What to produce: Repeat each entry as written and leave the images out of the copy.

Records supplied:
○ ○ ○

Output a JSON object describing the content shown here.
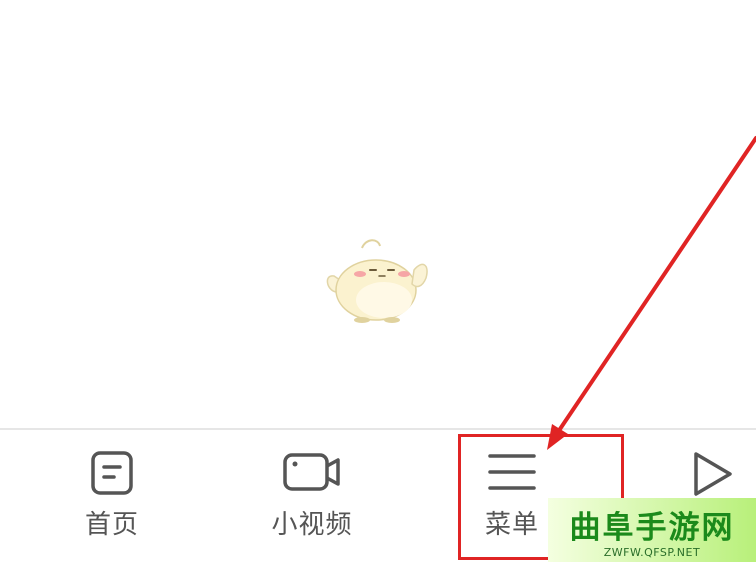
{
  "nav": {
    "items": [
      {
        "label": "首页",
        "icon": "home-document-icon"
      },
      {
        "label": "小视频",
        "icon": "video-camera-icon"
      },
      {
        "label": "菜单",
        "icon": "hamburger-menu-icon"
      },
      {
        "label": "",
        "icon": "play-icon"
      }
    ]
  },
  "annotation": {
    "color": "#e02424"
  },
  "watermark": {
    "title": "曲阜手游网",
    "url": "ZWFW.QFSP.NET"
  }
}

○ ○ ○

Answer to this problem:
Output a JSON object describing the content shown here.
{
  "nav": {
    "items": [
      {
        "label": "首页",
        "icon": "home-document-icon"
      },
      {
        "label": "小视频",
        "icon": "video-camera-icon"
      },
      {
        "label": "菜单",
        "icon": "hamburger-menu-icon"
      },
      {
        "label": "",
        "icon": "play-icon"
      }
    ]
  },
  "annotation": {
    "color": "#e02424"
  },
  "watermark": {
    "title": "曲阜手游网",
    "url": "ZWFW.QFSP.NET"
  }
}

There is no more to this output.